Start of Source material
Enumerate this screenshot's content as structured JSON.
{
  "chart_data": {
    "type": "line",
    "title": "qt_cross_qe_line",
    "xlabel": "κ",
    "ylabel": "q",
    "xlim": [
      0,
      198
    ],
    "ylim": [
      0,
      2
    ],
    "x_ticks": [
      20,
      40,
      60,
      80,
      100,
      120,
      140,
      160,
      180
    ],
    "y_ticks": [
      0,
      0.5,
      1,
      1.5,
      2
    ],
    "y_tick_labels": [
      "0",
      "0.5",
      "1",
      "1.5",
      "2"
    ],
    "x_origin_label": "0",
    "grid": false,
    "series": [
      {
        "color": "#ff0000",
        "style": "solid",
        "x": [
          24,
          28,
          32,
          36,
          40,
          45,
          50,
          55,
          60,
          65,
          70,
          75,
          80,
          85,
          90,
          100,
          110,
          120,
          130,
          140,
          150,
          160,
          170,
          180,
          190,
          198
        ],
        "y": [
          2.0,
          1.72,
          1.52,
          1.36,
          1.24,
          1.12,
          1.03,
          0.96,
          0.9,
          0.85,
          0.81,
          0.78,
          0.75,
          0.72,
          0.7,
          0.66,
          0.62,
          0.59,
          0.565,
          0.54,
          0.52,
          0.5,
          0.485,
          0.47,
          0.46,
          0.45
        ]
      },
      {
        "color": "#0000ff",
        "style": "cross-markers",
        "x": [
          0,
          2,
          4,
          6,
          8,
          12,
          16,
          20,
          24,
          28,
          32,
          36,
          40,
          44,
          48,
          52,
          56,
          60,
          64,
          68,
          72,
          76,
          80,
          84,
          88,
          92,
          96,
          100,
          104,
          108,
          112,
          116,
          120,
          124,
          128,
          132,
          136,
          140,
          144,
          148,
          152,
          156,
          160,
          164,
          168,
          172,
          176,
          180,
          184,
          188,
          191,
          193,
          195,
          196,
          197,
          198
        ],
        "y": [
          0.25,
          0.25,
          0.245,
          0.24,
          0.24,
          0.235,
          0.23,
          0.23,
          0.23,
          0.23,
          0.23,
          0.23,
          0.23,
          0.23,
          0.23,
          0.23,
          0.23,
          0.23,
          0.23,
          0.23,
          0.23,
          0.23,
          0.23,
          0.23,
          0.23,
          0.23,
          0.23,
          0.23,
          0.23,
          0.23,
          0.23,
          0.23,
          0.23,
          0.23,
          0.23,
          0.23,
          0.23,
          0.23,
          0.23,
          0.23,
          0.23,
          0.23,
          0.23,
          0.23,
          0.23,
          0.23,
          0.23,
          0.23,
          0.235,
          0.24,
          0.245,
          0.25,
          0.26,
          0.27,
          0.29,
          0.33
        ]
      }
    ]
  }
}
End of Source material
#### Task description:
Exactly reproduce all of the entries above.

#### Task response:
Enumerate this screenshot's content as structured JSON.
{
  "chart_data": {
    "type": "line",
    "title": "qt_cross_qe_line",
    "xlabel": "κ",
    "ylabel": "q",
    "xlim": [
      0,
      198
    ],
    "ylim": [
      0,
      2
    ],
    "x_ticks": [
      20,
      40,
      60,
      80,
      100,
      120,
      140,
      160,
      180
    ],
    "y_ticks": [
      0,
      0.5,
      1,
      1.5,
      2
    ],
    "y_tick_labels": [
      "0",
      "0.5",
      "1",
      "1.5",
      "2"
    ],
    "x_origin_label": "0",
    "grid": false,
    "series": [
      {
        "color": "#ff0000",
        "style": "solid",
        "x": [
          24,
          28,
          32,
          36,
          40,
          45,
          50,
          55,
          60,
          65,
          70,
          75,
          80,
          85,
          90,
          100,
          110,
          120,
          130,
          140,
          150,
          160,
          170,
          180,
          190,
          198
        ],
        "y": [
          2.0,
          1.72,
          1.52,
          1.36,
          1.24,
          1.12,
          1.03,
          0.96,
          0.9,
          0.85,
          0.81,
          0.78,
          0.75,
          0.72,
          0.7,
          0.66,
          0.62,
          0.59,
          0.565,
          0.54,
          0.52,
          0.5,
          0.485,
          0.47,
          0.46,
          0.45
        ]
      },
      {
        "color": "#0000ff",
        "style": "cross-markers",
        "x": [
          0,
          2,
          4,
          6,
          8,
          12,
          16,
          20,
          24,
          28,
          32,
          36,
          40,
          44,
          48,
          52,
          56,
          60,
          64,
          68,
          72,
          76,
          80,
          84,
          88,
          92,
          96,
          100,
          104,
          108,
          112,
          116,
          120,
          124,
          128,
          132,
          136,
          140,
          144,
          148,
          152,
          156,
          160,
          164,
          168,
          172,
          176,
          180,
          184,
          188,
          191,
          193,
          195,
          196,
          197,
          198
        ],
        "y": [
          0.25,
          0.25,
          0.245,
          0.24,
          0.24,
          0.235,
          0.23,
          0.23,
          0.23,
          0.23,
          0.23,
          0.23,
          0.23,
          0.23,
          0.23,
          0.23,
          0.23,
          0.23,
          0.23,
          0.23,
          0.23,
          0.23,
          0.23,
          0.23,
          0.23,
          0.23,
          0.23,
          0.23,
          0.23,
          0.23,
          0.23,
          0.23,
          0.23,
          0.23,
          0.23,
          0.23,
          0.23,
          0.23,
          0.23,
          0.23,
          0.23,
          0.23,
          0.23,
          0.23,
          0.23,
          0.23,
          0.23,
          0.23,
          0.235,
          0.24,
          0.245,
          0.25,
          0.26,
          0.27,
          0.29,
          0.33
        ]
      }
    ]
  }
}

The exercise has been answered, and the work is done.